> **Direction**
Copy every line of the material below, changing nothing.

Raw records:
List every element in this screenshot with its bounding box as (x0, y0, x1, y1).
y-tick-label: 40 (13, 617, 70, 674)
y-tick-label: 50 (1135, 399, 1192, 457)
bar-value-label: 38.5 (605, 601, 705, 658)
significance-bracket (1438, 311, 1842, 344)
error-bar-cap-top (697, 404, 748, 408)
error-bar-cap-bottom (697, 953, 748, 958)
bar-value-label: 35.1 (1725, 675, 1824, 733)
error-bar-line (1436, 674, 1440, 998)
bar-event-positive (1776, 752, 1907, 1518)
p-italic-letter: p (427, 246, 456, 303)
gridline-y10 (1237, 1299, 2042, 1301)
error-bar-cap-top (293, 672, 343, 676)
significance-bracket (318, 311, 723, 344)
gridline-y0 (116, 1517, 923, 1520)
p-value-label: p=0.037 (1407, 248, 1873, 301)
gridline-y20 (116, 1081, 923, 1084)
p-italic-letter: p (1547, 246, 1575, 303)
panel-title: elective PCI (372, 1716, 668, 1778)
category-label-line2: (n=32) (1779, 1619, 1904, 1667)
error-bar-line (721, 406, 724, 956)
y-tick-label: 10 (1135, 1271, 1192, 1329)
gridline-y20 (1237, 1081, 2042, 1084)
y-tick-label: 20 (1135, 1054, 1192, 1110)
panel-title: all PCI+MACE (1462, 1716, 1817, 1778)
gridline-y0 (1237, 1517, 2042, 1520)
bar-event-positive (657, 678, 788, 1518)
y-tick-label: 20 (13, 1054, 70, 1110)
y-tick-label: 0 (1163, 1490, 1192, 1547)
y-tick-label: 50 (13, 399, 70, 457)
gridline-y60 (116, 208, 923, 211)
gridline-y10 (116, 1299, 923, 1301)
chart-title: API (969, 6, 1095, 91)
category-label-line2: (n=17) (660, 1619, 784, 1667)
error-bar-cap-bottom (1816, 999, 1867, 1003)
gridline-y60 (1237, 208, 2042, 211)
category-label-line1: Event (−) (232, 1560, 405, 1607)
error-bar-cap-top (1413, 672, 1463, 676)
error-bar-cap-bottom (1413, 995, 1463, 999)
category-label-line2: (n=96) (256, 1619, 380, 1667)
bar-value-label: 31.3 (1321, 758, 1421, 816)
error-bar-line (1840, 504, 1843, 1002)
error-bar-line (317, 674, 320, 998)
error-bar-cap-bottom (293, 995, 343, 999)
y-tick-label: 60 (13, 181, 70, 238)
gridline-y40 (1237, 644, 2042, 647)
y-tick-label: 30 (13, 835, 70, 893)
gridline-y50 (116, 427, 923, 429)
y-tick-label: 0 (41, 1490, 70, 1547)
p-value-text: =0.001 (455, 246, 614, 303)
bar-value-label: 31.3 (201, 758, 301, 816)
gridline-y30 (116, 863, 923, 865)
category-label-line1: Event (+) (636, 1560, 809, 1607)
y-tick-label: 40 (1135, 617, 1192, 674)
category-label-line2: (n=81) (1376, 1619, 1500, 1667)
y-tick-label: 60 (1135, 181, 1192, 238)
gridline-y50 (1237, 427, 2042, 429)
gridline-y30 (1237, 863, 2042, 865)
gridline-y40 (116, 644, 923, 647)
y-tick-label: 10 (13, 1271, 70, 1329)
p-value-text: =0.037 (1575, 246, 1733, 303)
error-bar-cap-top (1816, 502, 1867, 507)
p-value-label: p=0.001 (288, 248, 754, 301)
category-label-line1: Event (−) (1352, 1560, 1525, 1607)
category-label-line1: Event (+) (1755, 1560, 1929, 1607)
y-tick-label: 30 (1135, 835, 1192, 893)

> **Result for this task**
List every element in this screenshot with its bounding box as (x0, y0, x1, y1).
y-tick-label: 40 (13, 617, 70, 674)
y-tick-label: 50 (1135, 399, 1192, 457)
bar-value-label: 38.5 (605, 601, 705, 658)
significance-bracket (1438, 311, 1842, 344)
error-bar-cap-top (697, 404, 748, 408)
error-bar-cap-bottom (697, 953, 748, 958)
bar-value-label: 35.1 (1725, 675, 1824, 733)
error-bar-line (1436, 674, 1440, 998)
bar-event-positive (1776, 752, 1907, 1518)
p-italic-letter: p (427, 246, 456, 303)
gridline-y10 (1237, 1299, 2042, 1301)
error-bar-cap-top (293, 672, 343, 676)
significance-bracket (318, 311, 723, 344)
gridline-y0 (116, 1517, 923, 1520)
p-value-label: p=0.037 (1407, 248, 1873, 301)
gridline-y20 (116, 1081, 923, 1084)
p-italic-letter: p (1547, 246, 1575, 303)
panel-title: elective PCI (372, 1716, 668, 1778)
category-label-line2: (n=32) (1779, 1619, 1904, 1667)
error-bar-line (721, 406, 724, 956)
y-tick-label: 10 (1135, 1271, 1192, 1329)
gridline-y20 (1237, 1081, 2042, 1084)
y-tick-label: 20 (1135, 1054, 1192, 1110)
panel-title: all PCI+MACE (1462, 1716, 1817, 1778)
gridline-y0 (1237, 1517, 2042, 1520)
bar-event-positive (657, 678, 788, 1518)
y-tick-label: 20 (13, 1054, 70, 1110)
y-tick-label: 0 (1163, 1490, 1192, 1547)
y-tick-label: 50 (13, 399, 70, 457)
gridline-y60 (116, 208, 923, 211)
gridline-y10 (116, 1299, 923, 1301)
chart-title: API (969, 6, 1095, 91)
category-label-line2: (n=17) (660, 1619, 784, 1667)
error-bar-cap-bottom (1816, 999, 1867, 1003)
gridline-y60 (1237, 208, 2042, 211)
category-label-line1: Event (−) (232, 1560, 405, 1607)
error-bar-cap-top (1413, 672, 1463, 676)
error-bar-cap-bottom (1413, 995, 1463, 999)
category-label-line2: (n=96) (256, 1619, 380, 1667)
bar-value-label: 31.3 (1321, 758, 1421, 816)
error-bar-line (1840, 504, 1843, 1002)
error-bar-line (317, 674, 320, 998)
error-bar-cap-bottom (293, 995, 343, 999)
y-tick-label: 60 (13, 181, 70, 238)
gridline-y40 (1237, 644, 2042, 647)
y-tick-label: 30 (13, 835, 70, 893)
gridline-y50 (116, 427, 923, 429)
y-tick-label: 0 (41, 1490, 70, 1547)
p-value-text: =0.001 (455, 246, 614, 303)
bar-value-label: 31.3 (201, 758, 301, 816)
gridline-y30 (116, 863, 923, 865)
category-label-line1: Event (+) (636, 1560, 809, 1607)
y-tick-label: 40 (1135, 617, 1192, 674)
category-label-line2: (n=81) (1376, 1619, 1500, 1667)
y-tick-label: 60 (1135, 181, 1192, 238)
gridline-y50 (1237, 427, 2042, 429)
gridline-y30 (1237, 863, 2042, 865)
gridline-y40 (116, 644, 923, 647)
y-tick-label: 10 (13, 1271, 70, 1329)
p-value-text: =0.037 (1575, 246, 1733, 303)
error-bar-cap-top (1816, 502, 1867, 507)
p-value-label: p=0.001 (288, 248, 754, 301)
category-label-line1: Event (−) (1352, 1560, 1525, 1607)
category-label-line1: Event (+) (1755, 1560, 1929, 1607)
y-tick-label: 30 (1135, 835, 1192, 893)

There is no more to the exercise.